DATA SECTION ▸

++++++++++++++++++++

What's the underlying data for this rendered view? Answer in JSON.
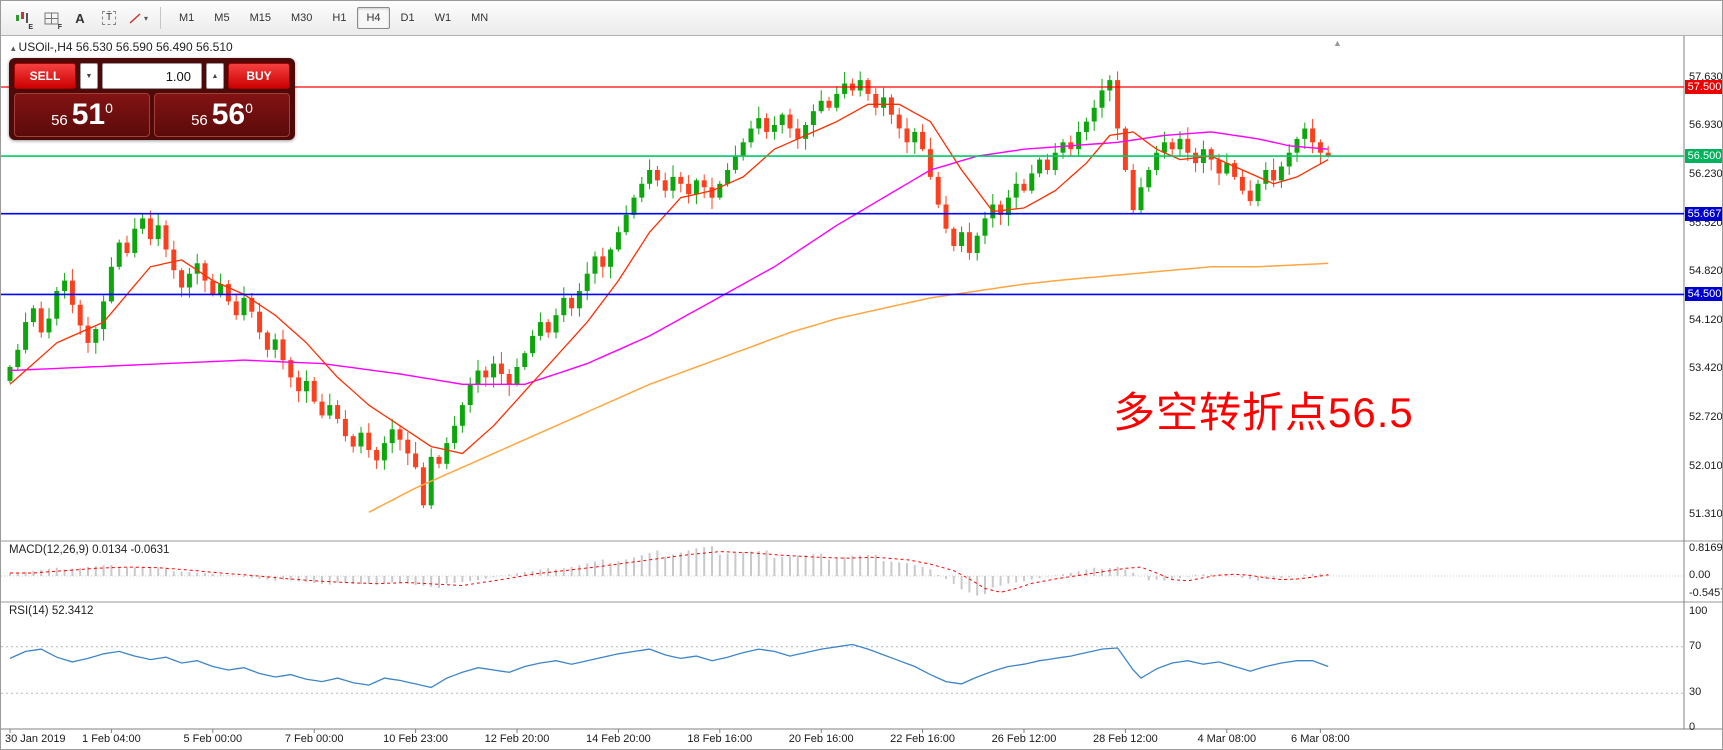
{
  "toolbar": {
    "tools": [
      {
        "name": "chart-window-tool",
        "sub": "E"
      },
      {
        "name": "grid-tool",
        "sub": "F"
      },
      {
        "name": "text-annotation-tool",
        "label": "A"
      },
      {
        "name": "text-label-tool",
        "label": "T"
      },
      {
        "name": "draw-shapes-tool",
        "caret": "▾"
      }
    ],
    "timeframes": [
      "M1",
      "M5",
      "M15",
      "M30",
      "H1",
      "H4",
      "D1",
      "W1",
      "MN"
    ],
    "active_timeframe": "H4"
  },
  "quote_line": {
    "marker": "▴",
    "text": "USOil-,H4 56.530 56.590 56.490 56.510"
  },
  "trade_panel": {
    "sell_label": "SELL",
    "buy_label": "BUY",
    "volume": "1.00",
    "sell_price": {
      "prefix": "56",
      "big": "51",
      "sup": "0"
    },
    "buy_price": {
      "prefix": "56",
      "big": "56",
      "sup": "0"
    }
  },
  "chart_data": {
    "type": "candlestick",
    "symbol": "USOil-",
    "timeframe": "H4",
    "quote": {
      "open": "56.530",
      "high": "56.590",
      "low": "56.490",
      "close": "56.510"
    },
    "colors": {
      "bull": "#0da60d",
      "bear": "#fb401f",
      "ma_fast": "#ff2d00",
      "ma_mid": "#ff00ff",
      "ma_slow": "#ffa640",
      "rsi": "#3d85c8",
      "macd_hist": "#c9c9c9",
      "macd_signal": "#ff0000"
    },
    "y_axis": [
      {
        "label": "57.630",
        "price": 57.63
      },
      {
        "label": "57.500",
        "price": 57.5,
        "badge": "#ee0000"
      },
      {
        "label": "56.930",
        "price": 56.93
      },
      {
        "label": "56.500",
        "price": 56.5,
        "badge": "#00b25c"
      },
      {
        "label": "56.230",
        "price": 56.23
      },
      {
        "label": "55.667",
        "price": 55.667,
        "badge": "#0000cc"
      },
      {
        "label": "55.520",
        "price": 55.52
      },
      {
        "label": "54.820",
        "price": 54.82
      },
      {
        "label": "54.500",
        "price": 54.5,
        "badge": "#0000cc"
      },
      {
        "label": "54.120",
        "price": 54.12
      },
      {
        "label": "53.420",
        "price": 53.42
      },
      {
        "label": "52.720",
        "price": 52.72
      },
      {
        "label": "52.010",
        "price": 52.01
      },
      {
        "label": "51.310",
        "price": 51.31
      }
    ],
    "hlines": [
      {
        "price": 57.5,
        "color": "#ff0000",
        "width": 1.2
      },
      {
        "price": 56.5,
        "color": "#00cc66",
        "width": 1.6
      },
      {
        "price": 55.667,
        "color": "#0000ff",
        "width": 1.6
      },
      {
        "price": 54.5,
        "color": "#0000ff",
        "width": 1.6
      }
    ],
    "x_labels": [
      {
        "label": "30 Jan 2019",
        "i": 0
      },
      {
        "label": "1 Feb 04:00",
        "i": 13
      },
      {
        "label": "5 Feb 00:00",
        "i": 26
      },
      {
        "label": "7 Feb 00:00",
        "i": 39
      },
      {
        "label": "10 Feb 23:00",
        "i": 52
      },
      {
        "label": "12 Feb 20:00",
        "i": 65
      },
      {
        "label": "14 Feb 20:00",
        "i": 78
      },
      {
        "label": "18 Feb 16:00",
        "i": 91
      },
      {
        "label": "20 Feb 16:00",
        "i": 104
      },
      {
        "label": "22 Feb 16:00",
        "i": 117
      },
      {
        "label": "26 Feb 12:00",
        "i": 130
      },
      {
        "label": "28 Feb 12:00",
        "i": 143
      },
      {
        "label": "4 Mar 08:00",
        "i": 156
      },
      {
        "label": "6 Mar 08:00",
        "i": 168
      }
    ],
    "closes": [
      53.45,
      53.7,
      54.1,
      54.3,
      53.95,
      54.15,
      54.55,
      54.7,
      54.35,
      54.05,
      53.8,
      54.0,
      54.4,
      54.9,
      55.25,
      55.1,
      55.45,
      55.6,
      55.3,
      55.5,
      55.15,
      54.85,
      54.6,
      54.8,
      54.95,
      54.7,
      54.5,
      54.65,
      54.4,
      54.2,
      54.45,
      54.25,
      53.95,
      53.7,
      53.85,
      53.55,
      53.3,
      53.1,
      53.25,
      52.95,
      52.75,
      52.9,
      52.7,
      52.45,
      52.3,
      52.5,
      52.25,
      52.1,
      52.35,
      52.55,
      52.4,
      52.2,
      52.0,
      51.45,
      52.15,
      52.05,
      52.35,
      52.6,
      52.9,
      53.2,
      53.4,
      53.3,
      53.5,
      53.35,
      53.2,
      53.45,
      53.65,
      53.9,
      54.1,
      53.95,
      54.2,
      54.45,
      54.3,
      54.55,
      54.8,
      55.05,
      54.9,
      55.15,
      55.4,
      55.65,
      55.9,
      56.1,
      56.3,
      56.15,
      56.0,
      56.2,
      56.1,
      55.95,
      56.15,
      56.05,
      55.9,
      56.1,
      56.3,
      56.5,
      56.7,
      56.9,
      57.05,
      56.85,
      56.95,
      57.1,
      56.9,
      56.75,
      56.95,
      57.15,
      57.3,
      57.2,
      57.4,
      57.55,
      57.45,
      57.6,
      57.4,
      57.2,
      57.35,
      57.1,
      56.9,
      56.7,
      56.85,
      56.6,
      56.2,
      55.8,
      55.45,
      55.2,
      55.4,
      55.1,
      55.35,
      55.6,
      55.8,
      55.65,
      55.9,
      56.1,
      56.0,
      56.25,
      56.45,
      56.3,
      56.55,
      56.7,
      56.6,
      56.85,
      57.0,
      57.2,
      57.45,
      57.6,
      56.9,
      56.3,
      55.72,
      56.05,
      56.3,
      56.55,
      56.7,
      56.6,
      56.75,
      56.55,
      56.4,
      56.6,
      56.45,
      56.25,
      56.4,
      56.2,
      56.0,
      55.85,
      56.1,
      56.3,
      56.15,
      56.35,
      56.55,
      56.75,
      56.9,
      56.7,
      56.55,
      56.51
    ],
    "ma_fast": [
      [
        0,
        53.2
      ],
      [
        6,
        53.8
      ],
      [
        12,
        54.1
      ],
      [
        18,
        54.9
      ],
      [
        22,
        55.0
      ],
      [
        26,
        54.7
      ],
      [
        30,
        54.5
      ],
      [
        34,
        54.2
      ],
      [
        38,
        53.8
      ],
      [
        42,
        53.3
      ],
      [
        46,
        52.9
      ],
      [
        50,
        52.6
      ],
      [
        54,
        52.3
      ],
      [
        58,
        52.2
      ],
      [
        62,
        52.6
      ],
      [
        66,
        53.1
      ],
      [
        70,
        53.6
      ],
      [
        74,
        54.1
      ],
      [
        78,
        54.7
      ],
      [
        82,
        55.4
      ],
      [
        86,
        55.9
      ],
      [
        90,
        56.0
      ],
      [
        94,
        56.2
      ],
      [
        98,
        56.6
      ],
      [
        102,
        56.8
      ],
      [
        106,
        57.0
      ],
      [
        110,
        57.25
      ],
      [
        114,
        57.25
      ],
      [
        118,
        57.0
      ],
      [
        122,
        56.3
      ],
      [
        126,
        55.7
      ],
      [
        130,
        55.75
      ],
      [
        134,
        56.0
      ],
      [
        138,
        56.4
      ],
      [
        141,
        56.8
      ],
      [
        144,
        56.85
      ],
      [
        147,
        56.6
      ],
      [
        150,
        56.45
      ],
      [
        154,
        56.5
      ],
      [
        158,
        56.3
      ],
      [
        162,
        56.1
      ],
      [
        165,
        56.2
      ],
      [
        169,
        56.45
      ]
    ],
    "ma_mid": [
      [
        0,
        53.4
      ],
      [
        10,
        53.45
      ],
      [
        20,
        53.5
      ],
      [
        30,
        53.55
      ],
      [
        40,
        53.5
      ],
      [
        50,
        53.35
      ],
      [
        58,
        53.2
      ],
      [
        66,
        53.2
      ],
      [
        74,
        53.5
      ],
      [
        82,
        53.9
      ],
      [
        90,
        54.4
      ],
      [
        98,
        54.9
      ],
      [
        106,
        55.5
      ],
      [
        112,
        55.9
      ],
      [
        118,
        56.3
      ],
      [
        124,
        56.5
      ],
      [
        130,
        56.6
      ],
      [
        136,
        56.65
      ],
      [
        142,
        56.7
      ],
      [
        148,
        56.8
      ],
      [
        154,
        56.85
      ],
      [
        160,
        56.75
      ],
      [
        164,
        56.65
      ],
      [
        169,
        56.6
      ]
    ],
    "ma_slow": [
      [
        46,
        51.35
      ],
      [
        52,
        51.7
      ],
      [
        58,
        52.0
      ],
      [
        64,
        52.3
      ],
      [
        70,
        52.6
      ],
      [
        76,
        52.9
      ],
      [
        82,
        53.2
      ],
      [
        88,
        53.45
      ],
      [
        94,
        53.7
      ],
      [
        100,
        53.95
      ],
      [
        106,
        54.15
      ],
      [
        112,
        54.3
      ],
      [
        118,
        54.45
      ],
      [
        124,
        54.55
      ],
      [
        130,
        54.65
      ],
      [
        136,
        54.72
      ],
      [
        142,
        54.78
      ],
      [
        148,
        54.84
      ],
      [
        154,
        54.9
      ],
      [
        160,
        54.9
      ],
      [
        169,
        54.95
      ]
    ],
    "macd": {
      "title": "MACD(12,26,9) 0.0134 -0.0631",
      "scale": [
        {
          "label": "0.8169",
          "v": 0.8169
        },
        {
          "label": "0.00",
          "v": 0
        },
        {
          "label": "-0.5457",
          "v": -0.5457
        }
      ],
      "points": [
        [
          0,
          0.1
        ],
        [
          4,
          0.18
        ],
        [
          8,
          0.26
        ],
        [
          12,
          0.3
        ],
        [
          16,
          0.28
        ],
        [
          20,
          0.2
        ],
        [
          24,
          0.1
        ],
        [
          28,
          0.02
        ],
        [
          32,
          -0.08
        ],
        [
          36,
          -0.16
        ],
        [
          40,
          -0.22
        ],
        [
          44,
          -0.26
        ],
        [
          48,
          -0.22
        ],
        [
          52,
          -0.28
        ],
        [
          55,
          -0.32
        ],
        [
          58,
          -0.2
        ],
        [
          61,
          -0.08
        ],
        [
          64,
          0.06
        ],
        [
          68,
          0.18
        ],
        [
          72,
          0.3
        ],
        [
          76,
          0.44
        ],
        [
          80,
          0.58
        ],
        [
          84,
          0.72
        ],
        [
          88,
          0.82
        ],
        [
          92,
          0.78
        ],
        [
          96,
          0.7
        ],
        [
          100,
          0.64
        ],
        [
          104,
          0.6
        ],
        [
          108,
          0.63
        ],
        [
          112,
          0.55
        ],
        [
          115,
          0.4
        ],
        [
          118,
          0.18
        ],
        [
          120,
          -0.1
        ],
        [
          122,
          -0.42
        ],
        [
          124,
          -0.55
        ],
        [
          126,
          -0.42
        ],
        [
          128,
          -0.25
        ],
        [
          131,
          -0.1
        ],
        [
          134,
          0.02
        ],
        [
          137,
          0.14
        ],
        [
          140,
          0.26
        ],
        [
          142,
          0.3
        ],
        [
          144,
          0.1
        ],
        [
          146,
          -0.12
        ],
        [
          148,
          -0.16
        ],
        [
          150,
          -0.06
        ],
        [
          152,
          0.03
        ],
        [
          154,
          0.06
        ],
        [
          156,
          0.02
        ],
        [
          158,
          -0.06
        ],
        [
          160,
          -0.12
        ],
        [
          162,
          -0.1
        ],
        [
          164,
          -0.04
        ],
        [
          166,
          0.04
        ],
        [
          168,
          0.08
        ],
        [
          169,
          0.06
        ]
      ]
    },
    "rsi": {
      "title": "RSI(14) 52.3412",
      "levels": [
        100,
        70,
        30,
        0
      ],
      "points": [
        [
          0,
          60
        ],
        [
          2,
          66
        ],
        [
          4,
          68
        ],
        [
          6,
          61
        ],
        [
          8,
          57
        ],
        [
          10,
          60
        ],
        [
          12,
          64
        ],
        [
          14,
          66
        ],
        [
          16,
          62
        ],
        [
          18,
          59
        ],
        [
          20,
          61
        ],
        [
          22,
          56
        ],
        [
          24,
          58
        ],
        [
          26,
          53
        ],
        [
          28,
          50
        ],
        [
          30,
          52
        ],
        [
          32,
          47
        ],
        [
          34,
          44
        ],
        [
          36,
          46
        ],
        [
          38,
          42
        ],
        [
          40,
          40
        ],
        [
          42,
          43
        ],
        [
          44,
          39
        ],
        [
          46,
          37
        ],
        [
          48,
          43
        ],
        [
          50,
          41
        ],
        [
          52,
          38
        ],
        [
          54,
          35
        ],
        [
          56,
          43
        ],
        [
          58,
          48
        ],
        [
          60,
          52
        ],
        [
          62,
          50
        ],
        [
          64,
          48
        ],
        [
          66,
          53
        ],
        [
          68,
          56
        ],
        [
          70,
          58
        ],
        [
          72,
          55
        ],
        [
          74,
          58
        ],
        [
          76,
          61
        ],
        [
          78,
          64
        ],
        [
          80,
          66
        ],
        [
          82,
          68
        ],
        [
          84,
          63
        ],
        [
          86,
          60
        ],
        [
          88,
          62
        ],
        [
          90,
          58
        ],
        [
          92,
          61
        ],
        [
          94,
          65
        ],
        [
          96,
          68
        ],
        [
          98,
          66
        ],
        [
          100,
          62
        ],
        [
          102,
          65
        ],
        [
          104,
          68
        ],
        [
          106,
          70
        ],
        [
          108,
          72
        ],
        [
          110,
          68
        ],
        [
          112,
          63
        ],
        [
          114,
          58
        ],
        [
          116,
          53
        ],
        [
          118,
          46
        ],
        [
          120,
          40
        ],
        [
          122,
          38
        ],
        [
          124,
          44
        ],
        [
          126,
          49
        ],
        [
          128,
          53
        ],
        [
          130,
          55
        ],
        [
          132,
          58
        ],
        [
          134,
          60
        ],
        [
          136,
          62
        ],
        [
          138,
          65
        ],
        [
          140,
          68
        ],
        [
          142,
          69
        ],
        [
          144,
          50
        ],
        [
          145,
          43
        ],
        [
          147,
          51
        ],
        [
          149,
          56
        ],
        [
          151,
          58
        ],
        [
          153,
          55
        ],
        [
          155,
          57
        ],
        [
          157,
          53
        ],
        [
          159,
          49
        ],
        [
          161,
          53
        ],
        [
          163,
          56
        ],
        [
          165,
          58
        ],
        [
          167,
          58
        ],
        [
          169,
          53
        ]
      ]
    },
    "annotation": {
      "text": "多空转折点56.5",
      "color": "#ff0000"
    },
    "shift_marker": "▲"
  }
}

++++++++++++++++++++

EXERCISE DIRECTIONS ▸ Identify the lines that contain the string "title", and copy every one of them.

COMPLETED TASK ▸
      "title": "MACD(12,26,9) 0.0134 -0.0631",
      "title": "RSI(14) 52.3412",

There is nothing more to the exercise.